## REQUIRED WORK
Copy the passage on Endpoint operation, beginning at the words "In Endpoint operation, user" and stopping after "analysis and reporting.", and switch "Agent" to "Monitor" throughout that stretch.

## EXTRACT TO READ
★ ★ ★ ★ ★ ★ ★

In Endpoint operation, user requests to Internet content are monitored and analyzed locally in real-time by the Agent when the request is being sent to or from the Internet. A decision about whether the content may be accessed is made at the Endpoint. If the transaction (Web site access, email content, IM payload) is determined to be off-limits or contain restricted data, the Agent on the workstation prevents transmission of the request. Activity monitored by the Agent is sent to a server for centralized analysis and reporting.

The disadvantages of this architecture relate to IT management issues.  Agents must be deployed on all machines to be managed.  This can be time consuming for implementations that don’t include Agent management tools or situations where users don’t authenticate on a network that administers the client’s computer policies. Another disadvantage of Endpoint implementations is the potential for conflict between the Endpoint Agent and other third-party applications that have not been developed according to common standards or best practices. Advantages of the Endpoint architecture include scalability and limited processing requirements for the server.  In addition, the Endpoint architecture provides real-time monitoring and control of remote and mobile users without re-routing communications through the local network. Because the Endpoint Agent is resident on the client, it is not possible to subvert the Endpoint solution by accessing the Internet through off-network means such as connection through WiFi hotspots or through a secondary network card.  Circumvention is possible, however, by removing the Agent from the client in non-secure implementations.  Unlike the Choke-Point architecture, a single point of failure will not impede the continuity of communications. By nature of its distributed design, the Endpoint implementation does not suffer from bottleneck performance issues found in the Choke-Point architecture.

★ ★ ★ ★ ★ ★ ★

Dataset items
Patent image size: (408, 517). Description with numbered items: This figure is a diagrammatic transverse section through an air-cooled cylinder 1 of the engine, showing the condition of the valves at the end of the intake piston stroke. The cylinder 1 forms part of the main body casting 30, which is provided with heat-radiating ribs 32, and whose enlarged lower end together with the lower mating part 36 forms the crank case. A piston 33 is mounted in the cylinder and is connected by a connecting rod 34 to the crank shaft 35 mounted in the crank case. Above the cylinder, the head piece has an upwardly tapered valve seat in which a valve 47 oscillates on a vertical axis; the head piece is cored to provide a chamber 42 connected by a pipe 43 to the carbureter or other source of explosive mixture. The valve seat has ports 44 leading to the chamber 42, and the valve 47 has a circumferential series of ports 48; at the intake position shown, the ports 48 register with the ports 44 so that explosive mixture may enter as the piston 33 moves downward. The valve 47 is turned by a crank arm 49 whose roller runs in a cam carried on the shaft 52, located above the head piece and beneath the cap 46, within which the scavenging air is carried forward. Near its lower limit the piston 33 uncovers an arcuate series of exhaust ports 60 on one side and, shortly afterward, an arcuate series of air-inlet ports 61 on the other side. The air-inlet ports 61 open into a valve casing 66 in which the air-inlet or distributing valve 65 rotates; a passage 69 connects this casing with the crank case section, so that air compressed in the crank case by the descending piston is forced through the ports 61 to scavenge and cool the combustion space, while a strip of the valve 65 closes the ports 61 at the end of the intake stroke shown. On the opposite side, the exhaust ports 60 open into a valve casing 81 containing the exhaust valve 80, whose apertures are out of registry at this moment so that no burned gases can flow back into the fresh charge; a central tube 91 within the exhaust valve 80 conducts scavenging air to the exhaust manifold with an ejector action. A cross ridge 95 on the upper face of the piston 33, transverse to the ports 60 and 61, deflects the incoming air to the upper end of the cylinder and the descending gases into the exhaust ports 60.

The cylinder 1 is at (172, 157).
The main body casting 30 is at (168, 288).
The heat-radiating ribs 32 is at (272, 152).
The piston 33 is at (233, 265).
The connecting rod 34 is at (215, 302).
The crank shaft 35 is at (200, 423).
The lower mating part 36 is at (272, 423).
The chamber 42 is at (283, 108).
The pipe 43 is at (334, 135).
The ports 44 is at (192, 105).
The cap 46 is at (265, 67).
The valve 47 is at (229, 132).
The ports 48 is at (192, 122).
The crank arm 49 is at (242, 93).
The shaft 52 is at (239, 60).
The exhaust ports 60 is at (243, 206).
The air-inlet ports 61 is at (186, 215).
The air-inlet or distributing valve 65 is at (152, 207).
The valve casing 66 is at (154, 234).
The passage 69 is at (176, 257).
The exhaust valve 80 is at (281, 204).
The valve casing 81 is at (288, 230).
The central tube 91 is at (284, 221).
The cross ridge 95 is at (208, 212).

★ ★ ★ ★ ★ ★ ★

## TASK SOLUTION
In Endpoint operation, user requests to Internet content are monitored and analyzed locally in real-time by the Monitor when the request is being sent to or from the Internet. A decision about whether the content may be accessed is made at the Endpoint. If the transaction (Web site access, email content, IM payload) is determined to be off-limits or contain restricted data, the Monitor on the workstation prevents transmission of the request. Activity monitored by the Monitor is sent to a server for centralized analysis and reporting.